[Data extracted from a collection]
• • • • • • •
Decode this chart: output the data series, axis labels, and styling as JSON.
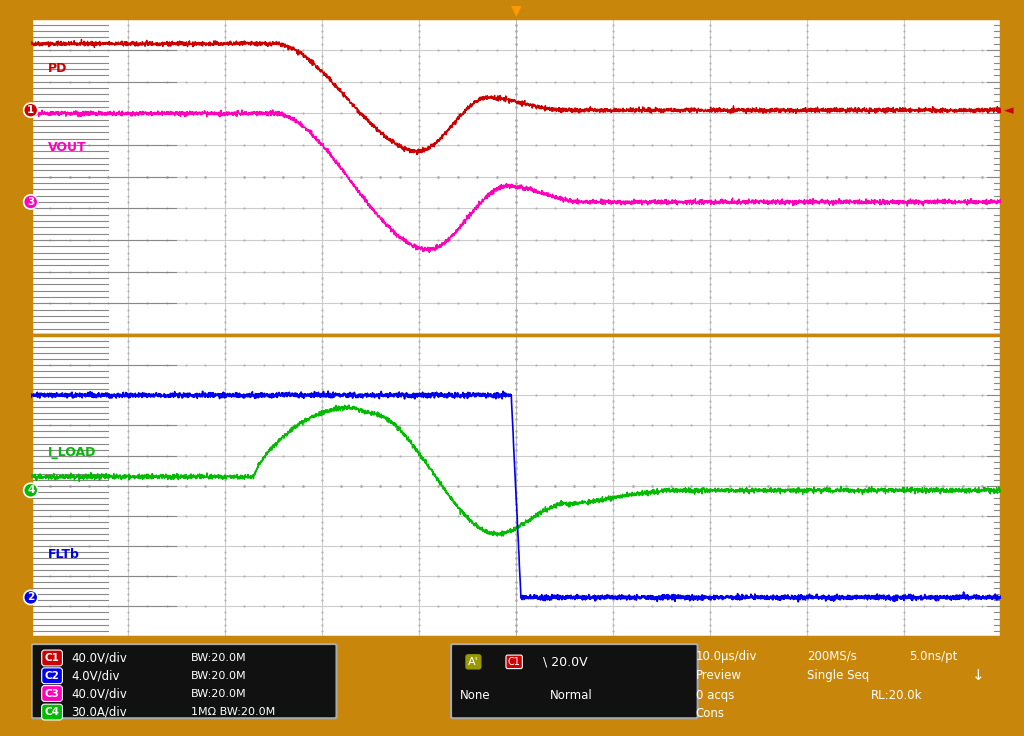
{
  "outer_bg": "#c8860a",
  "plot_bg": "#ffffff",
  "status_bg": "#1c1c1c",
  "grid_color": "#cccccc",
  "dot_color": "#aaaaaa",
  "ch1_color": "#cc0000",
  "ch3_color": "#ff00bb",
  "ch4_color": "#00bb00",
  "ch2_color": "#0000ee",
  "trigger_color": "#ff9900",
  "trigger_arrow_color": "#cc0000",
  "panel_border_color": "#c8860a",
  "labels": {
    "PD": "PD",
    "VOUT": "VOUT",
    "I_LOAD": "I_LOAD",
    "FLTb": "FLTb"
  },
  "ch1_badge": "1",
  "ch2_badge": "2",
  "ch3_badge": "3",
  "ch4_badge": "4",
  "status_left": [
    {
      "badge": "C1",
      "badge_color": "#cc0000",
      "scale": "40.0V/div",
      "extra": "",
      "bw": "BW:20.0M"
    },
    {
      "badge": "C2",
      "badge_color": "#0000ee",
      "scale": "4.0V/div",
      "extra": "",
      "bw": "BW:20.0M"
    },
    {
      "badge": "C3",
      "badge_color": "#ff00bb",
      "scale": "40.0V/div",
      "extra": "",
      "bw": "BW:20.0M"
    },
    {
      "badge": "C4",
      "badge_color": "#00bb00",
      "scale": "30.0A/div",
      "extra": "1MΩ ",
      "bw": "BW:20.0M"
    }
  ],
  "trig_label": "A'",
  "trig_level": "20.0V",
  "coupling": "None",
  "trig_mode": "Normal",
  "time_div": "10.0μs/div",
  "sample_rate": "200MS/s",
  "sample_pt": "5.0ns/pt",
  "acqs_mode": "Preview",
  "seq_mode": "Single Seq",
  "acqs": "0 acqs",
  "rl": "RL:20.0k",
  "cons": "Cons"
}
• • • • • • •
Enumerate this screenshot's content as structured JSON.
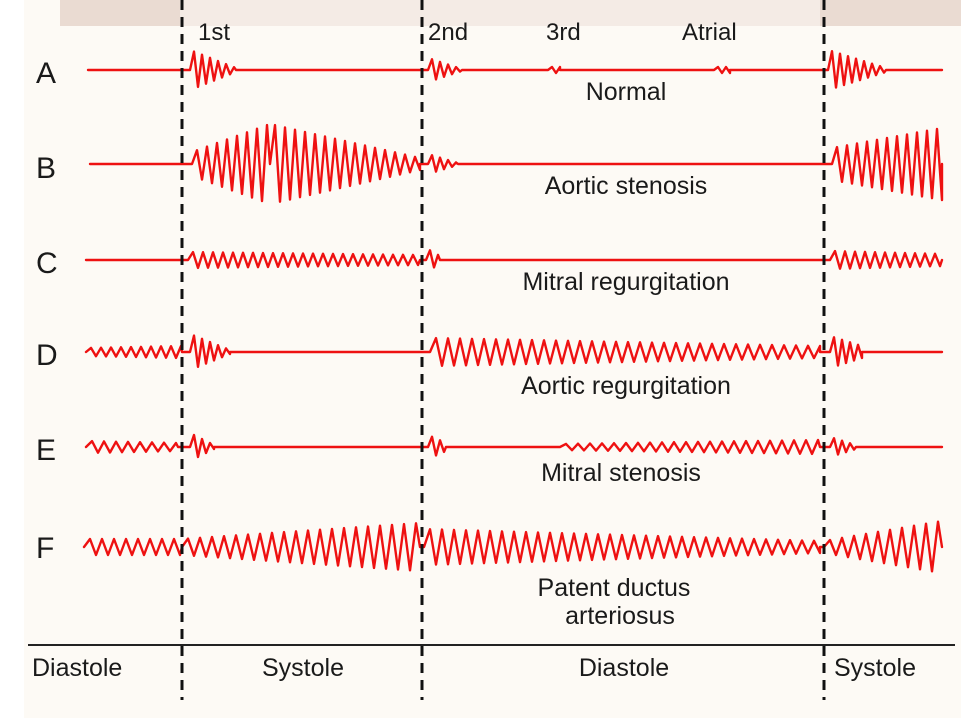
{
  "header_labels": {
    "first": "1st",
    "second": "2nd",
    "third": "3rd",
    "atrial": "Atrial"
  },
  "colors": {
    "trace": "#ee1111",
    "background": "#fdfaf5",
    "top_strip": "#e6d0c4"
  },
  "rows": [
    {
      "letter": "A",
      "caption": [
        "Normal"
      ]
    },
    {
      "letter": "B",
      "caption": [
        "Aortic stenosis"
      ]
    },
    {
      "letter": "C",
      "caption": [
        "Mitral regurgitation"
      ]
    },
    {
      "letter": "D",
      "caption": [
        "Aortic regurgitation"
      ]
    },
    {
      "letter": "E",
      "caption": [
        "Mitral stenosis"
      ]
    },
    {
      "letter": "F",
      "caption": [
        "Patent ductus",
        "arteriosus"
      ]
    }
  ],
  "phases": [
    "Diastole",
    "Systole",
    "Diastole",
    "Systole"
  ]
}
• • • • • • •
Pull out all lines containing the word "regurgitation" from the entries above.

**Written solution**
        "Mitral regurgitation"
        "Aortic regurgitation"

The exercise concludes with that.